Extracted data entries

▶

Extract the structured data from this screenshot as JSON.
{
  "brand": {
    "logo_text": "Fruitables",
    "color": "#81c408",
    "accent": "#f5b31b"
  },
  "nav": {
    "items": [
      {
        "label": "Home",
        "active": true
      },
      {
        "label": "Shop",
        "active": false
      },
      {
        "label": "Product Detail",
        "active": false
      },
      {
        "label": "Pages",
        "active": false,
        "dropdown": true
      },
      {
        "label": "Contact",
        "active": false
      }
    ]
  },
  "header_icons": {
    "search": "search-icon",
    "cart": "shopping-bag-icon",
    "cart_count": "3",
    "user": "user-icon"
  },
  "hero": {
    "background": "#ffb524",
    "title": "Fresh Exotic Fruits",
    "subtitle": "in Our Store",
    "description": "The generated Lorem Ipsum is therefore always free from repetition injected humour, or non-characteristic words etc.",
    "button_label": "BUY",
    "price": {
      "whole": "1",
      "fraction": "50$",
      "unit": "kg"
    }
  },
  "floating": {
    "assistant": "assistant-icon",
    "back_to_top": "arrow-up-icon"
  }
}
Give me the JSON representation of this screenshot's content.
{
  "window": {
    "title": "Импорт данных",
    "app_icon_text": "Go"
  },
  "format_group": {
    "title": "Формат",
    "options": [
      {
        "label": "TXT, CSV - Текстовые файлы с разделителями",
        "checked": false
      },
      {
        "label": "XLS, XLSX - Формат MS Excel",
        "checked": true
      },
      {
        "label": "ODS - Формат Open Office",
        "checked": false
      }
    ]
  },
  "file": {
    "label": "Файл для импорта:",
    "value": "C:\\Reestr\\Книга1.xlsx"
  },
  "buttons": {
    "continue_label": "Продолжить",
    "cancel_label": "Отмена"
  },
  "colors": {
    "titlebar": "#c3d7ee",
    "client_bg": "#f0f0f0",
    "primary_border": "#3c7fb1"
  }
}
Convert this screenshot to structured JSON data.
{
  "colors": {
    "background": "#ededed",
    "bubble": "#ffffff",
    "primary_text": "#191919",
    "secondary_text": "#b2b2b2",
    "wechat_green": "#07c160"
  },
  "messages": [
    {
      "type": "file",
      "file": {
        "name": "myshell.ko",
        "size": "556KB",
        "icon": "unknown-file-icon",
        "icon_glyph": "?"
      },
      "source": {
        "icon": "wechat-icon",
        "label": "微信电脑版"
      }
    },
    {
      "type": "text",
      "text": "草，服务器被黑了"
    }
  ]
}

◀

What the exercise asks:
All of the lines above need to be given again exactly.

Response to this exercise:
Extract the structured data from this screenshot as JSON.
{
  "brand": {
    "logo_text": "Fruitables",
    "color": "#81c408",
    "accent": "#f5b31b"
  },
  "nav": {
    "items": [
      {
        "label": "Home",
        "active": true
      },
      {
        "label": "Shop",
        "active": false
      },
      {
        "label": "Product Detail",
        "active": false
      },
      {
        "label": "Pages",
        "active": false,
        "dropdown": true
      },
      {
        "label": "Contact",
        "active": false
      }
    ]
  },
  "header_icons": {
    "search": "search-icon",
    "cart": "shopping-bag-icon",
    "cart_count": "3",
    "user": "user-icon"
  },
  "hero": {
    "background": "#ffb524",
    "title": "Fresh Exotic Fruits",
    "subtitle": "in Our Store",
    "description": "The generated Lorem Ipsum is therefore always free from repetition injected humour, or non-characteristic words etc.",
    "button_label": "BUY",
    "price": {
      "whole": "1",
      "fraction": "50$",
      "unit": "kg"
    }
  },
  "floating": {
    "assistant": "assistant-icon",
    "back_to_top": "arrow-up-icon"
  }
}
Give me the JSON representation of this screenshot's content.
{
  "window": {
    "title": "Импорт данных",
    "app_icon_text": "Go"
  },
  "format_group": {
    "title": "Формат",
    "options": [
      {
        "label": "TXT, CSV - Текстовые файлы с разделителями",
        "checked": false
      },
      {
        "label": "XLS, XLSX - Формат MS Excel",
        "checked": true
      },
      {
        "label": "ODS - Формат Open Office",
        "checked": false
      }
    ]
  },
  "file": {
    "label": "Файл для импорта:",
    "value": "C:\\Reestr\\Книга1.xlsx"
  },
  "buttons": {
    "continue_label": "Продолжить",
    "cancel_label": "Отмена"
  },
  "colors": {
    "titlebar": "#c3d7ee",
    "client_bg": "#f0f0f0",
    "primary_border": "#3c7fb1"
  }
}
Convert this screenshot to structured JSON data.
{
  "colors": {
    "background": "#ededed",
    "bubble": "#ffffff",
    "primary_text": "#191919",
    "secondary_text": "#b2b2b2",
    "wechat_green": "#07c160"
  },
  "messages": [
    {
      "type": "file",
      "file": {
        "name": "myshell.ko",
        "size": "556KB",
        "icon": "unknown-file-icon",
        "icon_glyph": "?"
      },
      "source": {
        "icon": "wechat-icon",
        "label": "微信电脑版"
      }
    },
    {
      "type": "text",
      "text": "草，服务器被黑了"
    }
  ]
}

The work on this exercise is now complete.